* **Aim**: Every record must be written out once more, with nothing added or omitted.

* **Dataset excerpt**:
══════════════════════════════
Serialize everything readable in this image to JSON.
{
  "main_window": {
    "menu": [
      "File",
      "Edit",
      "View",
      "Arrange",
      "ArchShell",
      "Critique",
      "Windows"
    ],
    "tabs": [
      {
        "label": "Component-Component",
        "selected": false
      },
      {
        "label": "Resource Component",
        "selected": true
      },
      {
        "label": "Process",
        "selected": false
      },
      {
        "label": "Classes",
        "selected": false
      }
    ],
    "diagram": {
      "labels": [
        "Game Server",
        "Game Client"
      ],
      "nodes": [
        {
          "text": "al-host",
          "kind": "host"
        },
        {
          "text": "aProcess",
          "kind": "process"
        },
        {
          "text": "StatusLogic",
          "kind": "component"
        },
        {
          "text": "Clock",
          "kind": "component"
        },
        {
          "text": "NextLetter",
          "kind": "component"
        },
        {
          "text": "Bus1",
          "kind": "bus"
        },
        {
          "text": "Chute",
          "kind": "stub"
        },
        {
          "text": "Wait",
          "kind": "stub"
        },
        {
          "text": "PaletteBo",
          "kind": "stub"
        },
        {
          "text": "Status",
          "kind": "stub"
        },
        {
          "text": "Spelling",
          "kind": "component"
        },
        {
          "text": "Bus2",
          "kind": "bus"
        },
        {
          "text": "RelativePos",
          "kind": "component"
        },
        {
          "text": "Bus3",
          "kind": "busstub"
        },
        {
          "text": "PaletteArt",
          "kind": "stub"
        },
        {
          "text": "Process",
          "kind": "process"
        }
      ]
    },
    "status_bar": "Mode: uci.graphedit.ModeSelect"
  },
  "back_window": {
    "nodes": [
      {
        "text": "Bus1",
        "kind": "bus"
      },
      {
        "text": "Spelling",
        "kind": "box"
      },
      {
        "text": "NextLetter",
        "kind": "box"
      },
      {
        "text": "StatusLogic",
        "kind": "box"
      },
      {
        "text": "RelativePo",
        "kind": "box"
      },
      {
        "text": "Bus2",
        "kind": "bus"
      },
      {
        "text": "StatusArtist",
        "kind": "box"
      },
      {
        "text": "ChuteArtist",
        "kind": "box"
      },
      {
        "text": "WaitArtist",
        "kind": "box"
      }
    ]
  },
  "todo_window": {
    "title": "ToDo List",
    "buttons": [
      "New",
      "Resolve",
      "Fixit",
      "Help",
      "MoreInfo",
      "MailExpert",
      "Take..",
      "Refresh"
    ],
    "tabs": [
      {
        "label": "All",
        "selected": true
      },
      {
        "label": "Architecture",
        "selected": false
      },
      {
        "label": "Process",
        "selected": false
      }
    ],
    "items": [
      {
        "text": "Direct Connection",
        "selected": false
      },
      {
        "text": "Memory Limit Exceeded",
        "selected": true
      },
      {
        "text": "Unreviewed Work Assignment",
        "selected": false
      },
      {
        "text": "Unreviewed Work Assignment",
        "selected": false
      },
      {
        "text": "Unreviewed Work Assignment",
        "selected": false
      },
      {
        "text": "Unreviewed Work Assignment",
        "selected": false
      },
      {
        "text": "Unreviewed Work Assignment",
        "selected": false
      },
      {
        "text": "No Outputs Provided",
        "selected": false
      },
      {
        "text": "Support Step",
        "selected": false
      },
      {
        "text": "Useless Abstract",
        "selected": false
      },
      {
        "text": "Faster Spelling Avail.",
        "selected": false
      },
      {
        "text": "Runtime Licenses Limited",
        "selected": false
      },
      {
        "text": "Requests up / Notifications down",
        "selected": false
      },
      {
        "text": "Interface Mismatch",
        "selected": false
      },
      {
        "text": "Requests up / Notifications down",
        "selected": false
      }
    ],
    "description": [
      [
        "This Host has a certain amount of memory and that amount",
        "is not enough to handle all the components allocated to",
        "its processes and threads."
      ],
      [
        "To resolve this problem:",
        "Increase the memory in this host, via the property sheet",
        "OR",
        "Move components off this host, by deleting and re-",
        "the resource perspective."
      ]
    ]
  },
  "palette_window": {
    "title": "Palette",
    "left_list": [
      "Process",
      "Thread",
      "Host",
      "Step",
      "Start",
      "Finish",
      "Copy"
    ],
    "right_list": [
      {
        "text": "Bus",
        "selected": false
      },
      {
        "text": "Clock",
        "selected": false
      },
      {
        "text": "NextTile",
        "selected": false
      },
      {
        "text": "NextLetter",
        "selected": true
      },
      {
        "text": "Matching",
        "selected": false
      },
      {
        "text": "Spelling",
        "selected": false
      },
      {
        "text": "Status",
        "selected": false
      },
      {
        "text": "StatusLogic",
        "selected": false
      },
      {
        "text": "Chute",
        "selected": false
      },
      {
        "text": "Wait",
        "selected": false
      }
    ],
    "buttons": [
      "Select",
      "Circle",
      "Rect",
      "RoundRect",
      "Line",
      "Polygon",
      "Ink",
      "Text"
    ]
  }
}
══════════════════════════════
* **Correct response**:
Serialize everything readable in this image to JSON.
{
  "main_window": {
    "menu": [
      "File",
      "Edit",
      "View",
      "Arrange",
      "ArchShell",
      "Critique",
      "Windows"
    ],
    "tabs": [
      {
        "label": "Component-Component",
        "selected": false
      },
      {
        "label": "Resource Component",
        "selected": true
      },
      {
        "label": "Process",
        "selected": false
      },
      {
        "label": "Classes",
        "selected": false
      }
    ],
    "diagram": {
      "labels": [
        "Game Server",
        "Game Client"
      ],
      "nodes": [
        {
          "text": "al-host",
          "kind": "host"
        },
        {
          "text": "aProcess",
          "kind": "process"
        },
        {
          "text": "StatusLogic",
          "kind": "component"
        },
        {
          "text": "Clock",
          "kind": "component"
        },
        {
          "text": "NextLetter",
          "kind": "component"
        },
        {
          "text": "Bus1",
          "kind": "bus"
        },
        {
          "text": "Chute",
          "kind": "stub"
        },
        {
          "text": "Wait",
          "kind": "stub"
        },
        {
          "text": "PaletteBo",
          "kind": "stub"
        },
        {
          "text": "Status",
          "kind": "stub"
        },
        {
          "text": "Spelling",
          "kind": "component"
        },
        {
          "text": "Bus2",
          "kind": "bus"
        },
        {
          "text": "RelativePos",
          "kind": "component"
        },
        {
          "text": "Bus3",
          "kind": "busstub"
        },
        {
          "text": "PaletteArt",
          "kind": "stub"
        },
        {
          "text": "Process",
          "kind": "process"
        }
      ]
    },
    "status_bar": "Mode: uci.graphedit.ModeSelect"
  },
  "back_window": {
    "nodes": [
      {
        "text": "Bus1",
        "kind": "bus"
      },
      {
        "text": "Spelling",
        "kind": "box"
      },
      {
        "text": "NextLetter",
        "kind": "box"
      },
      {
        "text": "StatusLogic",
        "kind": "box"
      },
      {
        "text": "RelativePo",
        "kind": "box"
      },
      {
        "text": "Bus2",
        "kind": "bus"
      },
      {
        "text": "StatusArtist",
        "kind": "box"
      },
      {
        "text": "ChuteArtist",
        "kind": "box"
      },
      {
        "text": "WaitArtist",
        "kind": "box"
      }
    ]
  },
  "todo_window": {
    "title": "ToDo List",
    "buttons": [
      "New",
      "Resolve",
      "Fixit",
      "Help",
      "MoreInfo",
      "MailExpert",
      "Take..",
      "Refresh"
    ],
    "tabs": [
      {
        "label": "All",
        "selected": true
      },
      {
        "label": "Architecture",
        "selected": false
      },
      {
        "label": "Process",
        "selected": false
      }
    ],
    "items": [
      {
        "text": "Direct Connection",
        "selected": false
      },
      {
        "text": "Memory Limit Exceeded",
        "selected": true
      },
      {
        "text": "Unreviewed Work Assignment",
        "selected": false
      },
      {
        "text": "Unreviewed Work Assignment",
        "selected": false
      },
      {
        "text": "Unreviewed Work Assignment",
        "selected": false
      },
      {
        "text": "Unreviewed Work Assignment",
        "selected": false
      },
      {
        "text": "Unreviewed Work Assignment",
        "selected": false
      },
      {
        "text": "No Outputs Provided",
        "selected": false
      },
      {
        "text": "Support Step",
        "selected": false
      },
      {
        "text": "Useless Abstract",
        "selected": false
      },
      {
        "text": "Faster Spelling Avail.",
        "selected": false
      },
      {
        "text": "Runtime Licenses Limited",
        "selected": false
      },
      {
        "text": "Requests up / Notifications down",
        "selected": false
      },
      {
        "text": "Interface Mismatch",
        "selected": false
      },
      {
        "text": "Requests up / Notifications down",
        "selected": false
      }
    ],
    "description": [
      [
        "This Host has a certain amount of memory and that amount",
        "is not enough to handle all the components allocated to",
        "its processes and threads."
      ],
      [
        "To resolve this problem:",
        "Increase the memory in this host, via the property sheet",
        "OR",
        "Move components off this host, by deleting and re-",
        "the resource perspective."
      ]
    ]
  },
  "palette_window": {
    "title": "Palette",
    "left_list": [
      "Process",
      "Thread",
      "Host",
      "Step",
      "Start",
      "Finish",
      "Copy"
    ],
    "right_list": [
      {
        "text": "Bus",
        "selected": false
      },
      {
        "text": "Clock",
        "selected": false
      },
      {
        "text": "NextTile",
        "selected": false
      },
      {
        "text": "NextLetter",
        "selected": true
      },
      {
        "text": "Matching",
        "selected": false
      },
      {
        "text": "Spelling",
        "selected": false
      },
      {
        "text": "Status",
        "selected": false
      },
      {
        "text": "StatusLogic",
        "selected": false
      },
      {
        "text": "Chute",
        "selected": false
      },
      {
        "text": "Wait",
        "selected": false
      }
    ],
    "buttons": [
      "Select",
      "Circle",
      "Rect",
      "RoundRect",
      "Line",
      "Polygon",
      "Ink",
      "Text"
    ]
  }
}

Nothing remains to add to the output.